Work instructions: Rewrite every row below, changing each "x-tick-label" to "horizontal-tick-label" and leaving everything else as it is.

Region boundary data
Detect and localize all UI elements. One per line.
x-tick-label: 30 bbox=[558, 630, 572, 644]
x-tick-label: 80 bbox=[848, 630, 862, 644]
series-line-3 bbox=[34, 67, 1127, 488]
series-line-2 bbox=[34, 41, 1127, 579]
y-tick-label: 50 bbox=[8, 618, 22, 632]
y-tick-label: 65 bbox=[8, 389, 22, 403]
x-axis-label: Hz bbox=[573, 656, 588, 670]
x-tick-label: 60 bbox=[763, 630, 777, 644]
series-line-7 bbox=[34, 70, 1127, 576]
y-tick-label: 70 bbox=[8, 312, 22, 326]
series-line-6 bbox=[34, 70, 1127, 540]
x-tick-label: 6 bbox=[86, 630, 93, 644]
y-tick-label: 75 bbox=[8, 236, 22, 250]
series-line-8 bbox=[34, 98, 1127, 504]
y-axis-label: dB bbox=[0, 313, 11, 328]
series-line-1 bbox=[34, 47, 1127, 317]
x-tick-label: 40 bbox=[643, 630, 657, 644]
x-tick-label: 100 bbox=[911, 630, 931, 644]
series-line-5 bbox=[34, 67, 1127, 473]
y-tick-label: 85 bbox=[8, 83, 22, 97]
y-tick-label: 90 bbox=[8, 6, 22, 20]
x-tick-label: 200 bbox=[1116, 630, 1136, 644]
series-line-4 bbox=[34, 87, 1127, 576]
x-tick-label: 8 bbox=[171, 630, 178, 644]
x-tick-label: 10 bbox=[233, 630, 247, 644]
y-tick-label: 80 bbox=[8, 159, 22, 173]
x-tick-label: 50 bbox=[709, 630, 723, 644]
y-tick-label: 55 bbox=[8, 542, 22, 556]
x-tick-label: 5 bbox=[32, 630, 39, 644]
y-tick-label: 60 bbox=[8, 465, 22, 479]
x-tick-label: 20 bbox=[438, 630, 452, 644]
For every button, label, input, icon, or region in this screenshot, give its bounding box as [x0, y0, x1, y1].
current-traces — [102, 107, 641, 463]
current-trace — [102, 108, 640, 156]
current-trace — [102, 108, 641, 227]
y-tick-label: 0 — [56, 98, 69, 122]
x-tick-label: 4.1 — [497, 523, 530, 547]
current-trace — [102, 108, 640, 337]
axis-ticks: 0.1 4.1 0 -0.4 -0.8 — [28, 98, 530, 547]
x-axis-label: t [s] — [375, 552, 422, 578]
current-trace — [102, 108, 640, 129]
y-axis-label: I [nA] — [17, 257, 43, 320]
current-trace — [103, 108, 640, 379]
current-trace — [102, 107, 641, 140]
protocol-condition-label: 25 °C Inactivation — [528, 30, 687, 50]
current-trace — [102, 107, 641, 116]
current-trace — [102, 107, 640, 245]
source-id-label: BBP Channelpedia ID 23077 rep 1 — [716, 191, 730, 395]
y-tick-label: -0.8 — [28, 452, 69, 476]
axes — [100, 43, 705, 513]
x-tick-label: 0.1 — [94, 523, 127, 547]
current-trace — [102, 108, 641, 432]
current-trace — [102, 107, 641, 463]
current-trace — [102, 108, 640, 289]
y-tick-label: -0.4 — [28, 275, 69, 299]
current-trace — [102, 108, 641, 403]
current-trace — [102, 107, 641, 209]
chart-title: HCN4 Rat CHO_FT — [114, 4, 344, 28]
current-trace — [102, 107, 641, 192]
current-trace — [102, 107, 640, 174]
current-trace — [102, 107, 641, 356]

Output for this exercise:
Detect and localize all UI elements. One per line.
horizontal-tick-label: 30 bbox=[558, 630, 572, 644]
horizontal-tick-label: 80 bbox=[848, 630, 862, 644]
series-line-3 bbox=[34, 67, 1127, 488]
series-line-2 bbox=[34, 41, 1127, 579]
y-tick-label: 50 bbox=[8, 618, 22, 632]
y-tick-label: 65 bbox=[8, 389, 22, 403]
x-axis-label: Hz bbox=[573, 656, 588, 670]
horizontal-tick-label: 60 bbox=[763, 630, 777, 644]
series-line-7 bbox=[34, 70, 1127, 576]
y-tick-label: 70 bbox=[8, 312, 22, 326]
series-line-6 bbox=[34, 70, 1127, 540]
horizontal-tick-label: 6 bbox=[86, 630, 93, 644]
y-tick-label: 75 bbox=[8, 236, 22, 250]
series-line-8 bbox=[34, 98, 1127, 504]
y-axis-label: dB bbox=[0, 313, 11, 328]
series-line-1 bbox=[34, 47, 1127, 317]
horizontal-tick-label: 40 bbox=[643, 630, 657, 644]
horizontal-tick-label: 100 bbox=[911, 630, 931, 644]
series-line-5 bbox=[34, 67, 1127, 473]
y-tick-label: 85 bbox=[8, 83, 22, 97]
y-tick-label: 90 bbox=[8, 6, 22, 20]
horizontal-tick-label: 200 bbox=[1116, 630, 1136, 644]
series-line-4 bbox=[34, 87, 1127, 576]
horizontal-tick-label: 8 bbox=[171, 630, 178, 644]
horizontal-tick-label: 10 bbox=[233, 630, 247, 644]
y-tick-label: 80 bbox=[8, 159, 22, 173]
horizontal-tick-label: 50 bbox=[709, 630, 723, 644]
y-tick-label: 55 bbox=[8, 542, 22, 556]
horizontal-tick-label: 5 bbox=[32, 630, 39, 644]
y-tick-label: 60 bbox=[8, 465, 22, 479]
horizontal-tick-label: 20 bbox=[438, 630, 452, 644]
For every button, label, input, icon, or region in this screenshot, give its bounding box as [x0, y0, x1, y1].
current-traces — [102, 107, 641, 463]
current-trace — [102, 108, 640, 156]
current-trace — [102, 108, 641, 227]
y-tick-label: 0 — [56, 98, 69, 122]
horizontal-tick-label: 4.1 — [497, 523, 530, 547]
current-trace — [102, 108, 640, 337]
axis-ticks: 0.1 4.1 0 -0.4 -0.8 — [28, 98, 530, 547]
x-axis-label: t [s] — [375, 552, 422, 578]
current-trace — [102, 108, 640, 129]
y-axis-label: I [nA] — [17, 257, 43, 320]
current-trace — [103, 108, 640, 379]
current-trace — [102, 107, 641, 140]
protocol-condition-label: 25 °C Inactivation — [528, 30, 687, 50]
current-trace — [102, 107, 641, 116]
current-trace — [102, 107, 640, 245]
source-id-label: BBP Channelpedia ID 23077 rep 1 — [716, 191, 730, 395]
y-tick-label: -0.8 — [28, 452, 69, 476]
axes — [100, 43, 705, 513]
horizontal-tick-label: 0.1 — [94, 523, 127, 547]
current-trace — [102, 108, 641, 432]
current-trace — [102, 107, 641, 463]
current-trace — [102, 108, 640, 289]
y-tick-label: -0.4 — [28, 275, 69, 299]
current-trace — [102, 108, 641, 403]
current-trace — [102, 107, 641, 209]
chart-title: HCN4 Rat CHO_FT — [114, 4, 344, 28]
current-trace — [102, 107, 641, 192]
current-trace — [102, 107, 640, 174]
current-trace — [102, 107, 641, 356]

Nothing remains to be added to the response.